Do this:
Repeat the listing that follows, character for character, minus the pictures.

Supplied information:
.....

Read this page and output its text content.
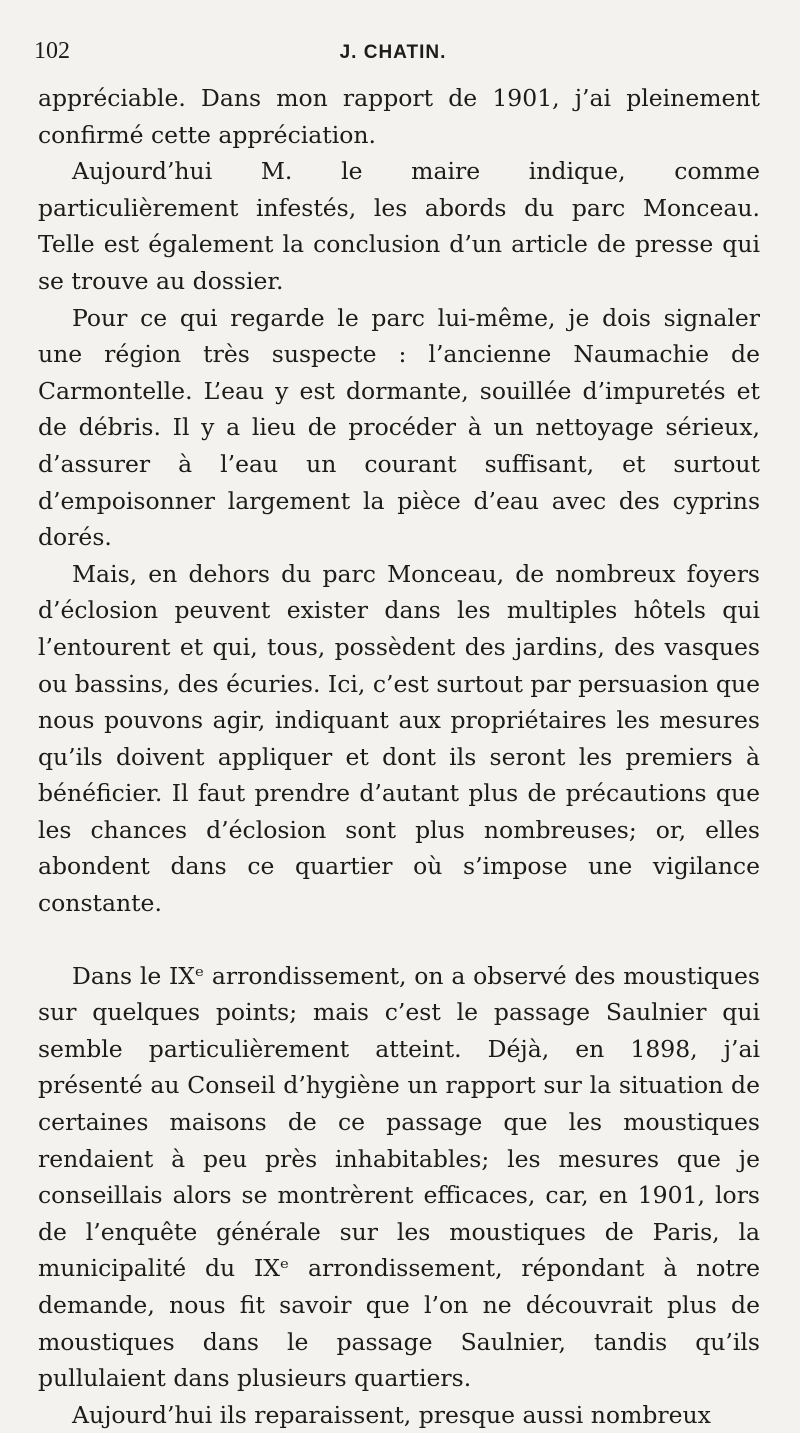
102	J. CHATIN.

appréciable. Dans mon rapport de 1901, j’ai pleinement confirmé cette appréciation.

Aujourd’hui M. le maire indique, comme particulièrement infestés, les abords du parc Monceau. Telle est également la conclusion d’un article de presse qui se trouve au dossier.

Pour ce qui regarde le parc lui-même, je dois signaler une région très suspecte : l’ancienne Naumachie de Carmontelle. L’eau y est dormante, souillée d’impuretés et de débris. Il y a lieu de procéder à un nettoyage sérieux, d’assurer à l’eau un courant suffisant, et surtout d’empoisonner largement la pièce d’eau avec des cyprins dorés.

Mais, en dehors du parc Monceau, de nombreux foyers d’éclosion peuvent exister dans les multiples hôtels qui l’entourent et qui, tous, possèdent des jardins, des vasques ou bassins, des écuries. Ici, c’est surtout par persuasion que nous pouvons agir, indiquant aux propriétaires les mesures qu’ils doivent appliquer et dont ils seront les premiers à bénéficier. Il faut prendre d’autant plus de précautions que les chances d’éclosion sont plus nombreuses; or, elles abondent dans ce quartier où s’impose une vigilance constante.

Dans le IXᵉ arrondissement, on a observé des moustiques sur quelques points; mais c’est le passage Saulnier qui semble particulièrement atteint. Déjà, en 1898, j’ai présenté au Conseil d’hygiène un rapport sur la situation de certaines maisons de ce passage que les moustiques rendaient à peu près inhabitables; les mesures que je conseillais alors se montrèrent efficaces, car, en 1901, lors de l’enquête générale sur les moustiques de Paris, la municipalité du IXᵉ arrondissement, répondant à notre demande, nous fit savoir que l’on ne découvrait plus de moustiques dans le passage Saulnier, tandis qu’ils pullulaient dans plusieurs quartiers.

Aujourd’hui ils reparaissent, presque aussi nombreux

.....

Result of the exercise:
Read this page and output its text content.
102	J. CHATIN.

appréciable. Dans mon rapport de 1901, j’ai pleinement confirmé cette appréciation.

Aujourd’hui M. le maire indique, comme particulièrement infestés, les abords du parc Monceau. Telle est également la conclusion d’un article de presse qui se trouve au dossier.

Pour ce qui regarde le parc lui-même, je dois signaler une région très suspecte : l’ancienne Naumachie de Carmontelle. L’eau y est dormante, souillée d’impuretés et de débris. Il y a lieu de procéder à un nettoyage sérieux, d’assurer à l’eau un courant suffisant, et surtout d’empoisonner largement la pièce d’eau avec des cyprins dorés.

Mais, en dehors du parc Monceau, de nombreux foyers d’éclosion peuvent exister dans les multiples hôtels qui l’entourent et qui, tous, possèdent des jardins, des vasques ou bassins, des écuries. Ici, c’est surtout par persuasion que nous pouvons agir, indiquant aux propriétaires les mesures qu’ils doivent appliquer et dont ils seront les premiers à bénéficier. Il faut prendre d’autant plus de précautions que les chances d’éclosion sont plus nombreuses; or, elles abondent dans ce quartier où s’impose une vigilance constante.

Dans le IXᵉ arrondissement, on a observé des moustiques sur quelques points; mais c’est le passage Saulnier qui semble particulièrement atteint. Déjà, en 1898, j’ai présenté au Conseil d’hygiène un rapport sur la situation de certaines maisons de ce passage que les moustiques rendaient à peu près inhabitables; les mesures que je conseillais alors se montrèrent efficaces, car, en 1901, lors de l’enquête générale sur les moustiques de Paris, la municipalité du IXᵉ arrondissement, répondant à notre demande, nous fit savoir que l’on ne découvrait plus de moustiques dans le passage Saulnier, tandis qu’ils pullulaient dans plusieurs quartiers.

Aujourd’hui ils reparaissent, presque aussi nombreux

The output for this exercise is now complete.